>> BEGIN Information given

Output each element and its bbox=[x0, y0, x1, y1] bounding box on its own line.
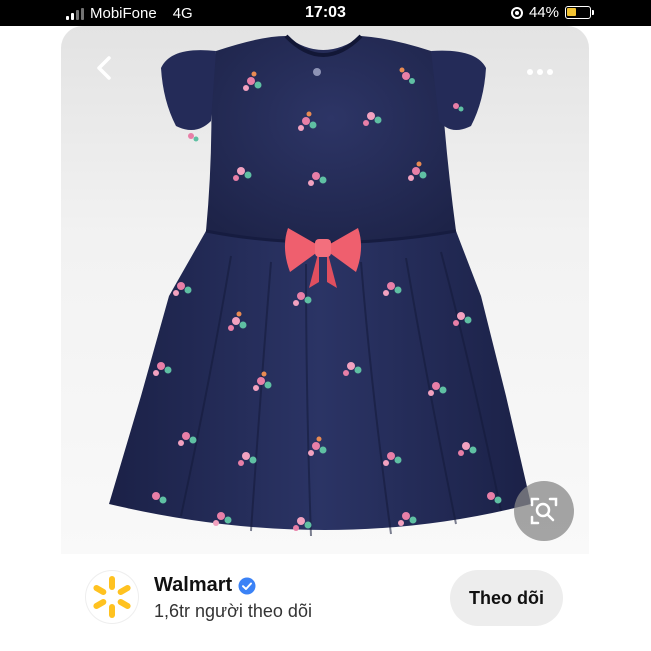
visual-search-button[interactable] bbox=[514, 481, 574, 541]
battery-info: 44% bbox=[510, 4, 594, 21]
spark-icon bbox=[93, 576, 131, 618]
battery-icon bbox=[565, 6, 594, 19]
brand-row: Walmart bbox=[154, 574, 256, 597]
more-horizontal-icon bbox=[527, 69, 533, 75]
more-options-button[interactable] bbox=[527, 66, 559, 78]
product-photo[interactable] bbox=[61, 26, 589, 554]
back-button[interactable] bbox=[91, 52, 119, 84]
chevron-left-icon bbox=[97, 56, 111, 80]
profile-bar: Walmart 1,6tr người theo dõi Theo dõi bbox=[61, 554, 589, 651]
walmart-logo[interactable] bbox=[86, 571, 138, 623]
dress-image bbox=[109, 34, 531, 537]
follower-count: 1,6tr người theo dõi bbox=[154, 601, 312, 621]
rotation-lock-icon bbox=[510, 6, 523, 19]
verified-badge-icon bbox=[238, 577, 256, 594]
battery-percent: 44% bbox=[528, 4, 559, 21]
profile-name[interactable]: Walmart bbox=[154, 574, 232, 597]
visual-search-icon bbox=[530, 497, 558, 525]
follow-button[interactable]: Theo dõi bbox=[450, 570, 563, 626]
status-bar: MobiFone 4G 17:03 44% bbox=[0, 0, 651, 26]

>> END Information given

[Short problem] Could you transcribe every line of the records above word for word, leaving the pictures out of your answer?

[Response to this task]
Output each element and its bbox=[x0, y0, x1, y1] bounding box on its own line.
visual-search-button[interactable] bbox=[514, 481, 574, 541]
battery-info: 44% bbox=[510, 4, 594, 21]
spark-icon bbox=[93, 576, 131, 618]
battery-icon bbox=[565, 6, 594, 19]
brand-row: Walmart bbox=[154, 574, 256, 597]
more-horizontal-icon bbox=[527, 69, 533, 75]
more-options-button[interactable] bbox=[527, 66, 559, 78]
product-photo[interactable] bbox=[61, 26, 589, 554]
back-button[interactable] bbox=[91, 52, 119, 84]
chevron-left-icon bbox=[97, 56, 111, 80]
profile-bar: Walmart 1,6tr người theo dõi Theo dõi bbox=[61, 554, 589, 651]
walmart-logo[interactable] bbox=[86, 571, 138, 623]
dress-image bbox=[109, 34, 531, 537]
follower-count: 1,6tr người theo dõi bbox=[154, 601, 312, 621]
rotation-lock-icon bbox=[510, 6, 523, 19]
verified-badge-icon bbox=[238, 577, 256, 594]
battery-percent: 44% bbox=[528, 4, 559, 21]
profile-name[interactable]: Walmart bbox=[154, 574, 232, 597]
visual-search-icon bbox=[530, 497, 558, 525]
follow-button[interactable]: Theo dõi bbox=[450, 570, 563, 626]
status-bar: MobiFone 4G 17:03 44% bbox=[0, 0, 651, 26]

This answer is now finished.